▸ **Task requirements**
- A) Can you rewrite the paragraph that begins "According to the La Leche League" in the breast-feeding piece below as a short bulleted list that keeps its main facts?
- B) Can you repeat word for word the passage of the breast-feeding piece below from "Not possible, I" up to and including "the same sentence?"?

▸ **Text provided**
━━━
File this under ‘things that never would’ve occurred to me.’
My sister and I recently had a conversation in which she told me about the people who verbally assaulted her for nursing in public when she was a new mother. Although such prudery is somewhat mystifying in our “Girls-Gone-Wild,” silicone-happy society, it’s not news that some people have a problem with public breast-feeding.
According to the La Leche League (a breast-feeding information resource and support group for new mothers) at least 26 states have laws clarifying that public breast-feeding is not considered lewd or indecent behavior. The fact that such laws exist suggest that someone at sometime thought breast-feeding is lewd or indecent. But the why of the matter had me stumped.
So I consulted my resident behavioral expert, my husband.
His response was, “Some people perceive breasts only as a means of sexual arousal.”
His exact words, I swear.
The theory goes that people who are offended by women breast-feeding are embarrassed about viewing something that might arouse them in front of their wives, husbands, families, friends, etc.
Not possible, I thought, despite his many years in psychology.
So I asked a few friends, both male and female, as well as doing some online research.
Survey says, he was right.
Apparently there are people who think the human female breast is inherently erotic.
It made me wonder if this is a belief peculiar to American society. There is absolutely no disputing that in most cases breast-feeding is the healthiest option for both the mother and the infant.
My research indicates that, with the exception of some Muslim nations, most other societies attach little or no stigma to public breast-feeding. Perhaps this is indicative of the U.S.’s puritanical roots. After all, how many medieval and early modern paintings depict a bare-breasted Mary, suckling the infant Jesus? Then again, how many times have you heard the words Jesus and suckling in the same sentence?
The arguments against public breast-feeding are pretty strait forward. For the most part they consist of the “I don’t like it” sort of complaint.
━━━
▸ **Listed records**
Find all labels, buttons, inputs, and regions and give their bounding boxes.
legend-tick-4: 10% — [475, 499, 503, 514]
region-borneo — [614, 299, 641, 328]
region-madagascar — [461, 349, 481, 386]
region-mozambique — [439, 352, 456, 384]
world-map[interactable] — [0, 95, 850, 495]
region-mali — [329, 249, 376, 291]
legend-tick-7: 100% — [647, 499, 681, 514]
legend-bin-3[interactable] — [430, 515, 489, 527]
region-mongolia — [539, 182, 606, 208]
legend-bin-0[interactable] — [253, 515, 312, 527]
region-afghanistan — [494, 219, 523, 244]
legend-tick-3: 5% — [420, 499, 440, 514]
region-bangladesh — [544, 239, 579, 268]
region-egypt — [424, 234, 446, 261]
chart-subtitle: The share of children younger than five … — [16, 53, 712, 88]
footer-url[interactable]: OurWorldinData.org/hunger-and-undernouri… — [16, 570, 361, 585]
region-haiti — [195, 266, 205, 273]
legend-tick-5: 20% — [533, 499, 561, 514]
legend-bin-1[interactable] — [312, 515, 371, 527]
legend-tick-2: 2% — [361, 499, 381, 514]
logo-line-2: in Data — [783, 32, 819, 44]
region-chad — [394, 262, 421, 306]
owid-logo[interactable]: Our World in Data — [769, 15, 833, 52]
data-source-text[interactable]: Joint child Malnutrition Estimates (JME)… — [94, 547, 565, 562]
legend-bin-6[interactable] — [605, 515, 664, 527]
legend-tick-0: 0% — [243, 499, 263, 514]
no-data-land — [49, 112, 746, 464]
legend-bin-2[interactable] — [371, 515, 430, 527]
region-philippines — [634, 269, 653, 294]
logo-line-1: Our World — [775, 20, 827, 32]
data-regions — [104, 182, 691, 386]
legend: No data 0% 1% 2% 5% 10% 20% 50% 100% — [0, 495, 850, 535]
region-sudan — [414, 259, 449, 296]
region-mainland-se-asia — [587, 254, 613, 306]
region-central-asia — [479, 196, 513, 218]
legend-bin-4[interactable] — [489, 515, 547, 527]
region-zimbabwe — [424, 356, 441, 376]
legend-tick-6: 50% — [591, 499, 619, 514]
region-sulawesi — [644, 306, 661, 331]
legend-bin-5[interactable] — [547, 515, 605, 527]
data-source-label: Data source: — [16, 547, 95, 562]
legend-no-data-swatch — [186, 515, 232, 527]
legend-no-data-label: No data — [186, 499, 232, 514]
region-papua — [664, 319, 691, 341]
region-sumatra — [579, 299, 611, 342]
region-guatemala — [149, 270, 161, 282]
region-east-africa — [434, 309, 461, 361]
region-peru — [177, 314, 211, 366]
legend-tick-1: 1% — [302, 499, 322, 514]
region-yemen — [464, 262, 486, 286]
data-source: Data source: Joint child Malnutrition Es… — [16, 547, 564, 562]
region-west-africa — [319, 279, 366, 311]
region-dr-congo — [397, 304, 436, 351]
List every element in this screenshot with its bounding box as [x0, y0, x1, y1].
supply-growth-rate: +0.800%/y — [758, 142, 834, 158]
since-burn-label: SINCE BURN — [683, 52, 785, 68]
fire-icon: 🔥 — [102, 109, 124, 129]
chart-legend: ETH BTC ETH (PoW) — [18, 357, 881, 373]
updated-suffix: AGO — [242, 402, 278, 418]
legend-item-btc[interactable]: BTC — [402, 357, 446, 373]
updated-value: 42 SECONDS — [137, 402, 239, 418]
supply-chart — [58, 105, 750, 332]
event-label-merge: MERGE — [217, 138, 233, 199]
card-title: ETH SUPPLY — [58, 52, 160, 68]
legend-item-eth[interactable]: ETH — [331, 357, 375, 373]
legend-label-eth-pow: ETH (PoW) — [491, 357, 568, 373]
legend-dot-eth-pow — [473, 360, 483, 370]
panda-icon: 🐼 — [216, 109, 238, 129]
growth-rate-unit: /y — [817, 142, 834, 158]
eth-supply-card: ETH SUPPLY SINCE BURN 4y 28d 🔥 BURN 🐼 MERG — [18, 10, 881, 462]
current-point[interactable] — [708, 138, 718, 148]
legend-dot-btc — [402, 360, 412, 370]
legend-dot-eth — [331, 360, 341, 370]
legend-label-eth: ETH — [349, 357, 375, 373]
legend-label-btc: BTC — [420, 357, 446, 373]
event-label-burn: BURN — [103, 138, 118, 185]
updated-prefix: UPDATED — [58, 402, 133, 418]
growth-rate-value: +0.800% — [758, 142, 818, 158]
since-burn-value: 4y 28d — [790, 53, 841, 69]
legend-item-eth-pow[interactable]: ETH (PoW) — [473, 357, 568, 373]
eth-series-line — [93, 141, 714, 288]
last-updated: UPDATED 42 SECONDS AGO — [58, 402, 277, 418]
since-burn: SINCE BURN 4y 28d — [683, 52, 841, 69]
━━━
▸ **Expected responses**
- A)
- The La Leche League is a breast-feeding information resource and support group for new mothers.
- It reports that at least 26 states have laws clarifying that public breast-feeding is not lewd or indecent behavior.
- The existence of these laws suggests that someone once considered breast-feeding lewd or indecent.
- The writer could not work out why.

- B)
Not possible, I thought, despite his many years in psychology.
So I asked a few friends, both male and female, as well as doing some online research.
Survey says, he was right.
Apparently there are people who think the human female breast is inherently erotic.
It made me wonder if this is a belief peculiar to American society. There is absolutely no disputing that in most cases breast-feeding is the healthiest option for both the mother and the infant.
My research indicates that, with the exception of some Muslim nations, most other societies attach little or no stigma to public breast-feeding. Perhaps this is indicative of the U.S.’s puritanical roots. After all, how many medieval and early modern paintings depict a bare-breasted Mary, suckling the infant Jesus? Then again, how many times have you heard the words Jesus and suckling in the same sentence?